— start of GIVEN DATA —

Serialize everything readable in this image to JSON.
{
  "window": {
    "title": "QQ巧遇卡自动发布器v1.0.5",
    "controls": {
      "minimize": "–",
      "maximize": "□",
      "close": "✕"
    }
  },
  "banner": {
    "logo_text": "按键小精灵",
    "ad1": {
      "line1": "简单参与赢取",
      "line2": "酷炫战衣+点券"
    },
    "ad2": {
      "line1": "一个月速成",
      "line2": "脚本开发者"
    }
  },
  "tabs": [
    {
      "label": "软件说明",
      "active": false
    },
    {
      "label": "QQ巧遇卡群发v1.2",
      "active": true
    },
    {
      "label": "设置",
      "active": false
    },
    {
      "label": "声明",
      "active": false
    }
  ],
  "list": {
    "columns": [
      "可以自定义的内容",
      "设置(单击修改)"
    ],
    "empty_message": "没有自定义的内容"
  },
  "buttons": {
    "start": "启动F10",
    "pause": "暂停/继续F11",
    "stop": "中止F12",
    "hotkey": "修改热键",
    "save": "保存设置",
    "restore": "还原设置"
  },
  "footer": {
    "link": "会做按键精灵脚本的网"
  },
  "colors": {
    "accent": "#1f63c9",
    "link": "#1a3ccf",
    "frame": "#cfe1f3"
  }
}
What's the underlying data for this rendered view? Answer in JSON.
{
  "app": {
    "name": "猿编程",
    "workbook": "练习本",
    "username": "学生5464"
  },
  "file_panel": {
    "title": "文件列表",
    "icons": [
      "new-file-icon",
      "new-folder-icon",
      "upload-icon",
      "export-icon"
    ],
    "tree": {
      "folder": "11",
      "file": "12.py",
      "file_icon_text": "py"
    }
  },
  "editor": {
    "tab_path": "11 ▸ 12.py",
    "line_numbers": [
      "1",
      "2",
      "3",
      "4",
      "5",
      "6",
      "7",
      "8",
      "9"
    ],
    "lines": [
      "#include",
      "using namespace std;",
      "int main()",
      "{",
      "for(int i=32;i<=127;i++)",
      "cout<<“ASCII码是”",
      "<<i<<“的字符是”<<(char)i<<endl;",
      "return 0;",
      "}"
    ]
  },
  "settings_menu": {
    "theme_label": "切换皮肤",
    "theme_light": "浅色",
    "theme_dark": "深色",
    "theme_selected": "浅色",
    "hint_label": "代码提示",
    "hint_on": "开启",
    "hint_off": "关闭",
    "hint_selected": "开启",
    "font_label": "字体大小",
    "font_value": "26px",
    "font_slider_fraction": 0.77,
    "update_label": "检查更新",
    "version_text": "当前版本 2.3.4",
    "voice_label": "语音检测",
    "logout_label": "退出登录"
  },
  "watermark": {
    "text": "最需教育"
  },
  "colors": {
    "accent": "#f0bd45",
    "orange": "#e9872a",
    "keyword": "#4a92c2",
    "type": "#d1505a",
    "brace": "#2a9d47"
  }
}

— end of GIVEN DATA —

* _DIRECTIONS FOR THIS TASK_
Reproduce each entry word for word.

* _RESPONSE TO THIS EXERCISE_
Serialize everything readable in this image to JSON.
{
  "window": {
    "title": "QQ巧遇卡自动发布器v1.0.5",
    "controls": {
      "minimize": "–",
      "maximize": "□",
      "close": "✕"
    }
  },
  "banner": {
    "logo_text": "按键小精灵",
    "ad1": {
      "line1": "简单参与赢取",
      "line2": "酷炫战衣+点券"
    },
    "ad2": {
      "line1": "一个月速成",
      "line2": "脚本开发者"
    }
  },
  "tabs": [
    {
      "label": "软件说明",
      "active": false
    },
    {
      "label": "QQ巧遇卡群发v1.2",
      "active": true
    },
    {
      "label": "设置",
      "active": false
    },
    {
      "label": "声明",
      "active": false
    }
  ],
  "list": {
    "columns": [
      "可以自定义的内容",
      "设置(单击修改)"
    ],
    "empty_message": "没有自定义的内容"
  },
  "buttons": {
    "start": "启动F10",
    "pause": "暂停/继续F11",
    "stop": "中止F12",
    "hotkey": "修改热键",
    "save": "保存设置",
    "restore": "还原设置"
  },
  "footer": {
    "link": "会做按键精灵脚本的网"
  },
  "colors": {
    "accent": "#1f63c9",
    "link": "#1a3ccf",
    "frame": "#cfe1f3"
  }
}
What's the underlying data for this rendered view? Answer in JSON.
{
  "app": {
    "name": "猿编程",
    "workbook": "练习本",
    "username": "学生5464"
  },
  "file_panel": {
    "title": "文件列表",
    "icons": [
      "new-file-icon",
      "new-folder-icon",
      "upload-icon",
      "export-icon"
    ],
    "tree": {
      "folder": "11",
      "file": "12.py",
      "file_icon_text": "py"
    }
  },
  "editor": {
    "tab_path": "11 ▸ 12.py",
    "line_numbers": [
      "1",
      "2",
      "3",
      "4",
      "5",
      "6",
      "7",
      "8",
      "9"
    ],
    "lines": [
      "#include",
      "using namespace std;",
      "int main()",
      "{",
      "for(int i=32;i<=127;i++)",
      "cout<<“ASCII码是”",
      "<<i<<“的字符是”<<(char)i<<endl;",
      "return 0;",
      "}"
    ]
  },
  "settings_menu": {
    "theme_label": "切换皮肤",
    "theme_light": "浅色",
    "theme_dark": "深色",
    "theme_selected": "浅色",
    "hint_label": "代码提示",
    "hint_on": "开启",
    "hint_off": "关闭",
    "hint_selected": "开启",
    "font_label": "字体大小",
    "font_value": "26px",
    "font_slider_fraction": 0.77,
    "update_label": "检查更新",
    "version_text": "当前版本 2.3.4",
    "voice_label": "语音检测",
    "logout_label": "退出登录"
  },
  "watermark": {
    "text": "最需教育"
  },
  "colors": {
    "accent": "#f0bd45",
    "orange": "#e9872a",
    "keyword": "#4a92c2",
    "type": "#d1505a",
    "brace": "#2a9d47"
  }
}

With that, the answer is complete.